(Records from a data source)
***

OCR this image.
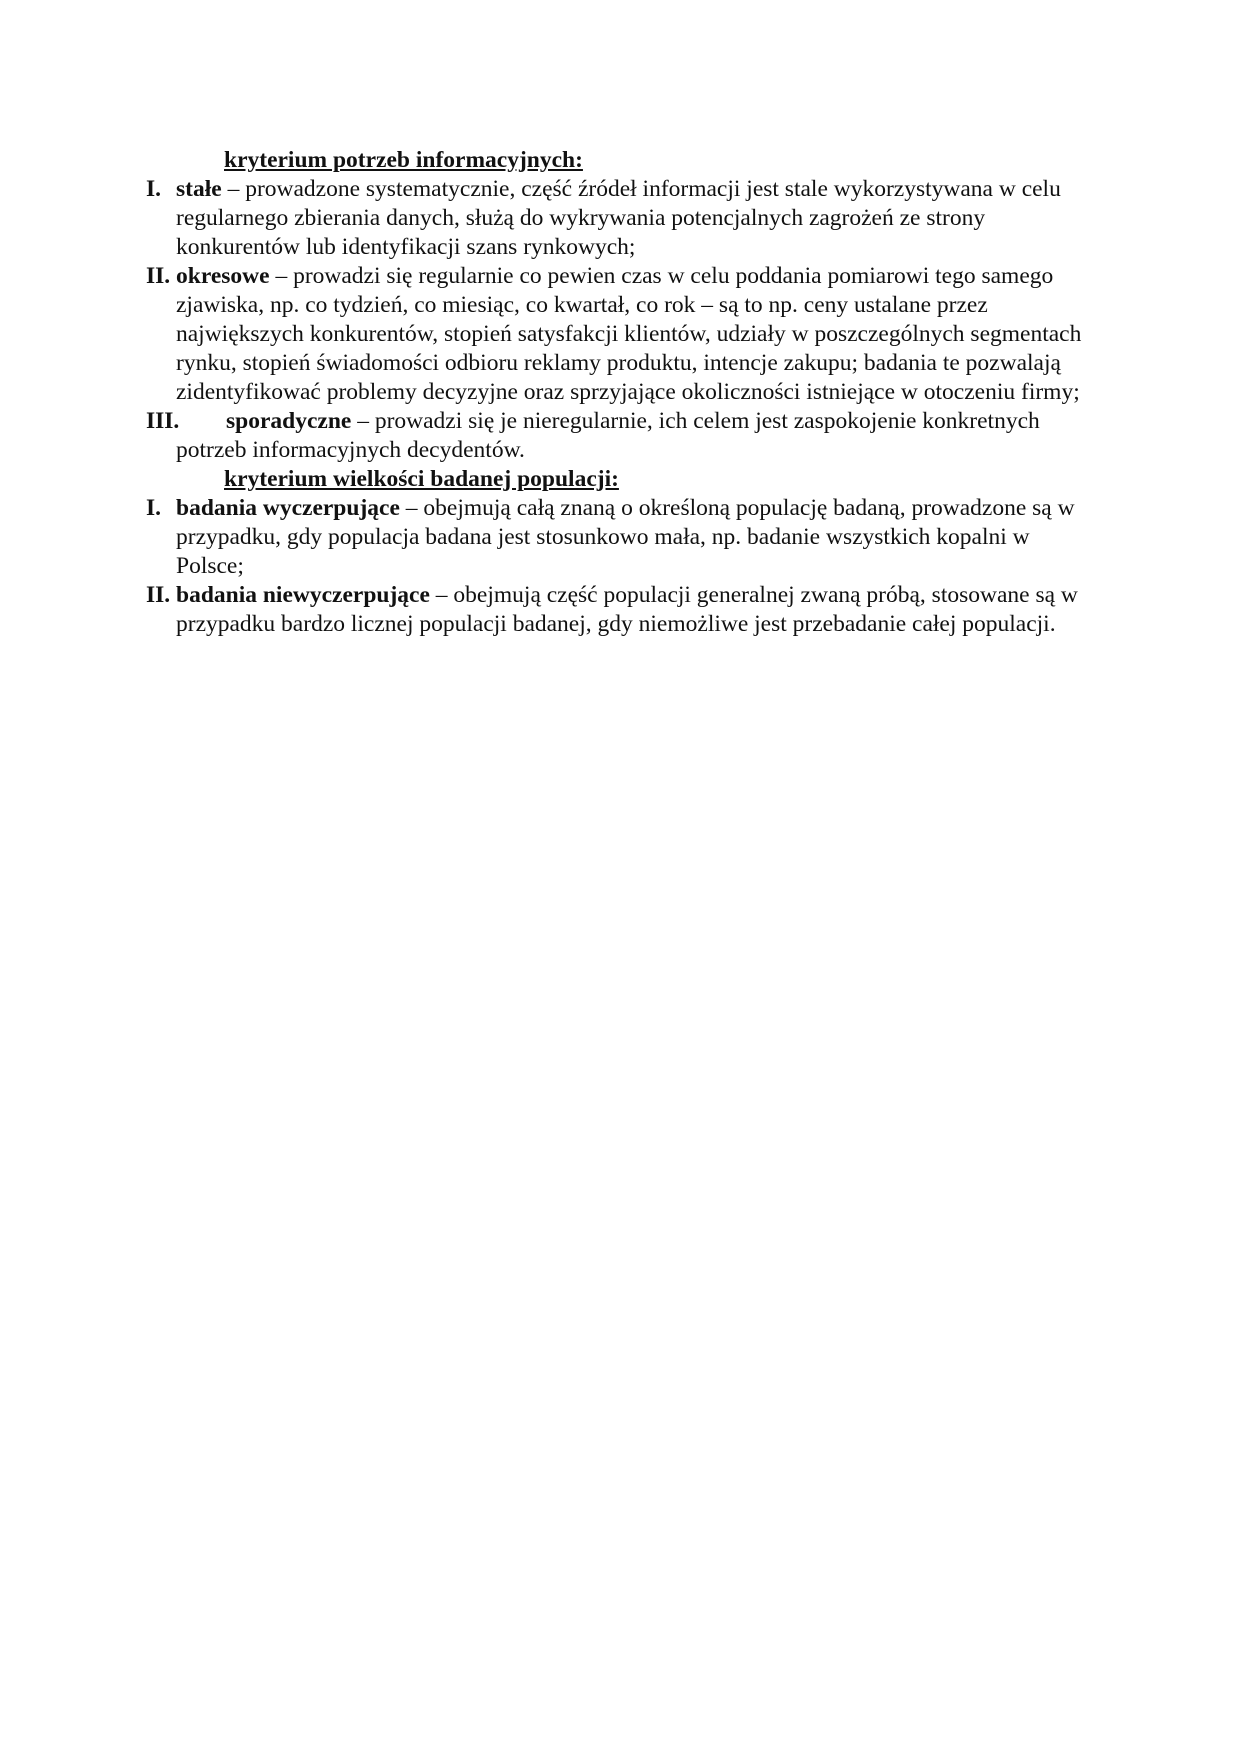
kryterium potrzeb informacyjnych:
I. stałe – prowadzone systematycznie, część źródeł informacji jest stale wykorzystywana w celu regularnego zbierania danych, służą do wykrywania potencjalnych zagrożeń ze strony konkurentów lub identyfikacji szans rynkowych;
II. okresowe – prowadzi się regularnie co pewien czas w celu poddania pomiarowi tego samego zjawiska, np. co tydzień, co miesiąc, co kwartał, co rok – są to np. ceny ustalane przez największych konkurentów, stopień satysfakcji klientów, udziały w poszczególnych segmentach rynku, stopień świadomości odbioru reklamy produktu, intencje zakupu; badania te pozwalają zidentyfikować problemy decyzyjne oraz sprzyjające okoliczności istniejące w otoczeniu firmy;
III.	sporadyczne – prowadzi się je nieregularnie, ich celem jest zaspokojenie konkretnych potrzeb informacyjnych decydentów.
kryterium wielkości badanej populacji:
I. badania wyczerpujące – obejmują całą znaną o określoną populację badaną, prowadzone są w przypadku, gdy populacja badana jest stosunkowo mała, np. badanie wszystkich kopalni w Polsce;
II. badania niewyczerpujące – obejmują część populacji generalnej zwaną próbą, stosowane są w przypadku bardzo licznej populacji badanej, gdy niemożliwe jest przebadanie całej populacji.
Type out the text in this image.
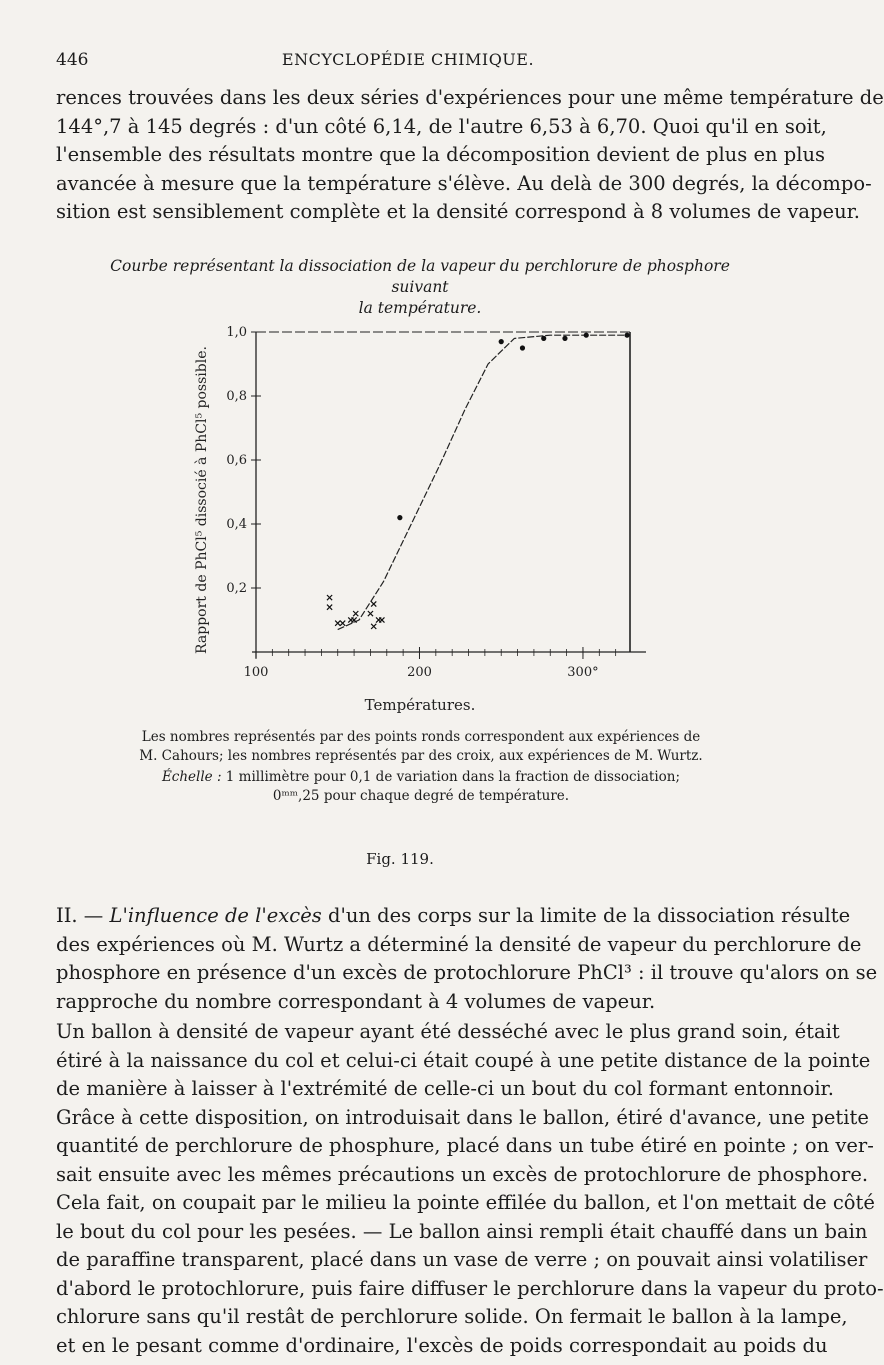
446	ENCYCLOPÉDIE CHIMIQUE.
rences trouvées dans les deux séries d'expériences pour une même température de
144°,7 à 145 degrés : d'un côté 6,14, de l'autre 6,53 à 6,70. Quoi qu'il en soit,
l'ensemble des résultats montre que la décomposition devient de plus en plus
avancée à mesure que la température s'élève. Au delà de 300 degrés, la décompo-
sition est sensiblement complète et la densité correspond à 8 volumes de vapeur.
Courbe représentant la dissociation de la vapeur du perchlorure de phosphore suivant
la température.
0,2
0,4
0,6
0,8
1,0
100	200	300°
Rapport de PhCl⁵ dissocié à PhCl⁵ possible.
Températures.
Les nombres représentés par des points ronds correspondent aux expériences de
M. Cahours; les nombres représentés par des croix, aux expériences de M. Wurtz.
Échelle : 1 millimètre pour 0,1 de variation dans la fraction de dissociation;
0ᵐᵐ,25 pour chaque degré de température.
Fig. 119.
II. — L'influence de l'excès d'un des corps sur la limite de la dissociation résulte
des expériences où M. Wurtz a déterminé la densité de vapeur du perchlorure de
phosphore en présence d'un excès de protochlorure PhCl³ : il trouve qu'alors on se
rapproche du nombre correspondant à 4 volumes de vapeur.
Un ballon à densité de vapeur ayant été desséché avec le plus grand soin, était
étiré à la naissance du col et celui-ci était coupé à une petite distance de la pointe
de manière à laisser à l'extrémité de celle-ci un bout du col formant entonnoir.
Grâce à cette disposition, on introduisait dans le ballon, étiré d'avance, une petite
quantité de perchlorure de phosphure, placé dans un tube étiré en pointe ; on ver-
sait ensuite avec les mêmes précautions un excès de protochlorure de phosphore.
Cela fait, on coupait par le milieu la pointe effilée du ballon, et l'on mettait de côté
le bout du col pour les pesées. — Le ballon ainsi rempli était chauffé dans un bain
de paraffine transparent, placé dans un vase de verre ; on pouvait ainsi volatiliser
d'abord le protochlorure, puis faire diffuser le perchlorure dans la vapeur du proto-
chlorure sans qu'il restât de perchlorure solide. On fermait le ballon à la lampe,
et en le pesant comme d'ordinaire, l'excès de poids correspondait au poids du
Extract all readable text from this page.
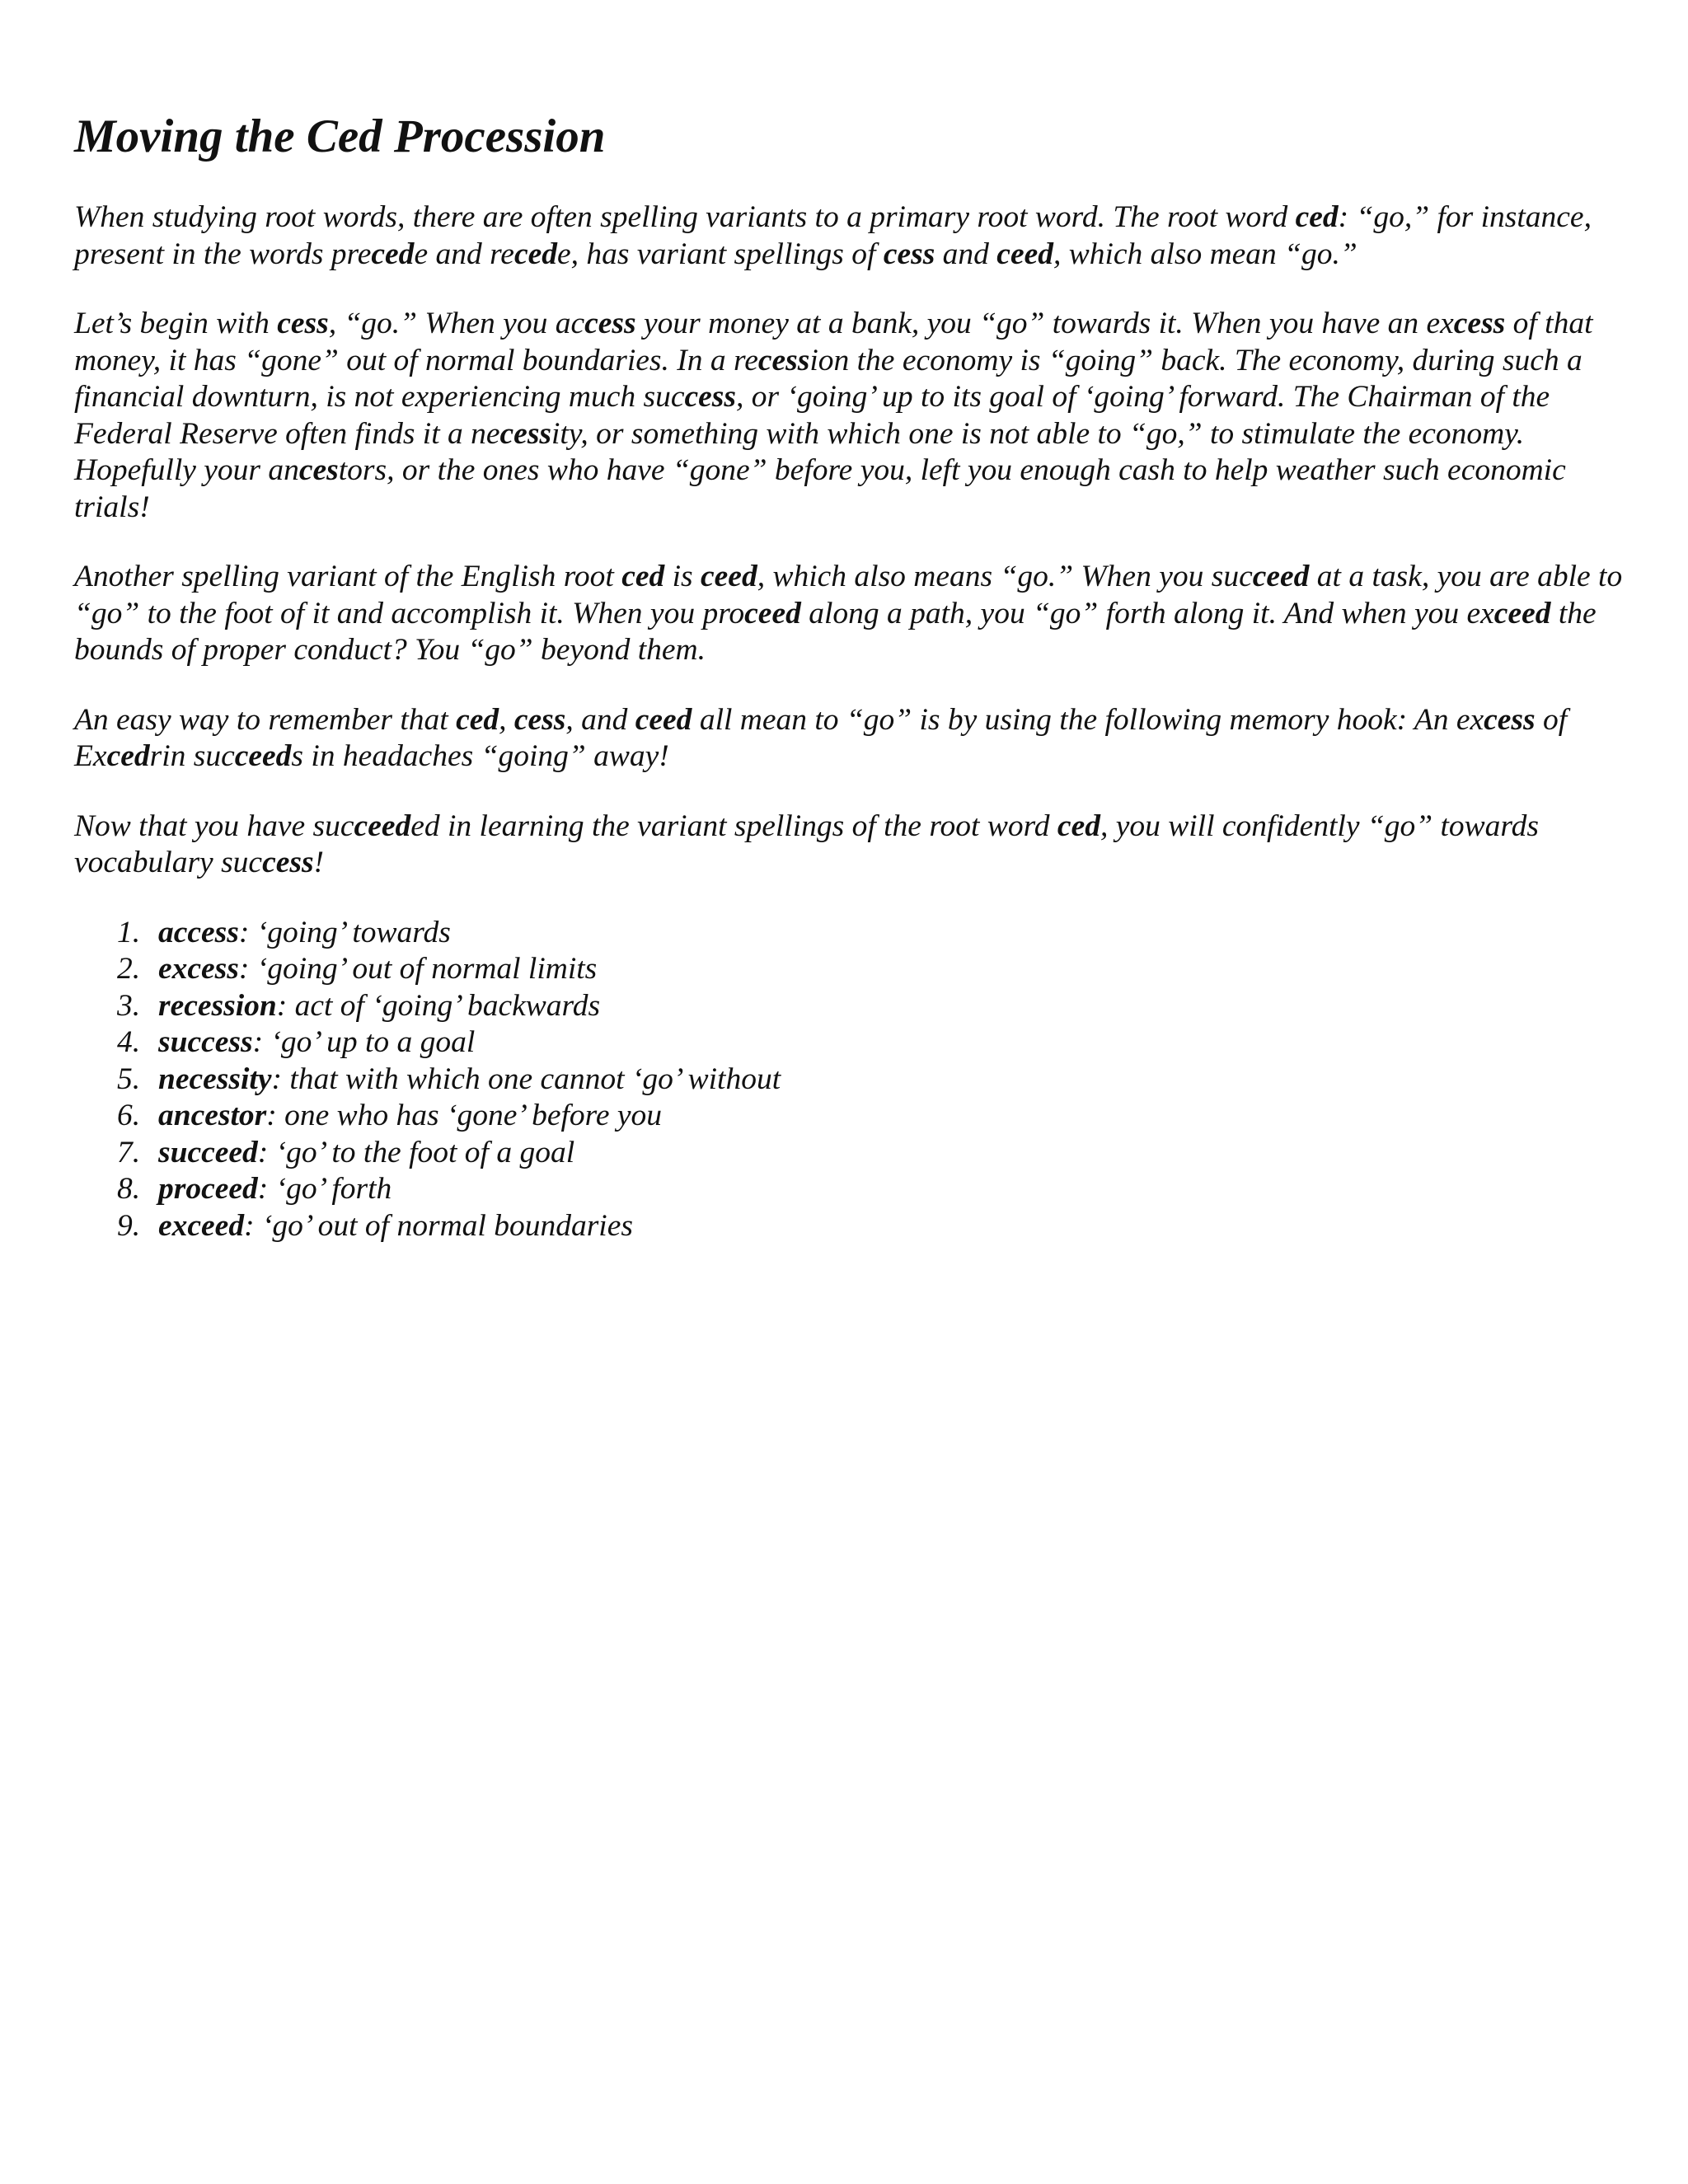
Moving the Ced Procession

When studying root words, there are often spelling variants to a primary root word. The root word ced: “go,” for instance, present in the words precede and recede, has variant spellings of cess and ceed, which also mean “go.”

Let’s begin with cess, “go.” When you access your money at a bank, you “go” towards it. When you have an excess of that money, it has “gone” out of normal boundaries. In a recession the economy is “going” back. The economy, during such a financial downturn, is not experiencing much success, or ‘going’ up to its goal of ‘going’ forward. The Chairman of the Federal Reserve often finds it a necessity, or something with which one is not able to “go,” to stimulate the economy. Hopefully your ancestors, or the ones who have “gone” before you, left you enough cash to help weather such economic trials!

Another spelling variant of the English root ced is ceed, which also means “go.” When you succeed at a task, you are able to “go” to the foot of it and accomplish it. When you proceed along a path, you “go” forth along it. And when you exceed the bounds of proper conduct? You “go” beyond them.

An easy way to remember that ced, cess, and ceed all mean to “go” is by using the following memory hook: An excess of Excedrin succeeds in headaches “going” away!

Now that you have succeeded in learning the variant spellings of the root word ced, you will confidently “go” towards vocabulary success!

1. access : ‘going’ towards
2. excess : ‘going’ out of normal limits
3. recession : act of ‘going’ backwards
4. success : ‘go’ up to a goal
5. necessity : that with which one cannot ‘go’ without
6. ancestor : one who has ‘gone’ before you
7. succeed : ‘go’ to the foot of a goal
8. proceed : ‘go’ forth
9. exceed : ‘go’ out of normal boundaries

***

DIRECTIONS FOR THIS TASK: Pull every line containing "image" out of the data above.

SOLUTION FOR THIS EXERCISE:
OCR this image.
Type out the text in this image.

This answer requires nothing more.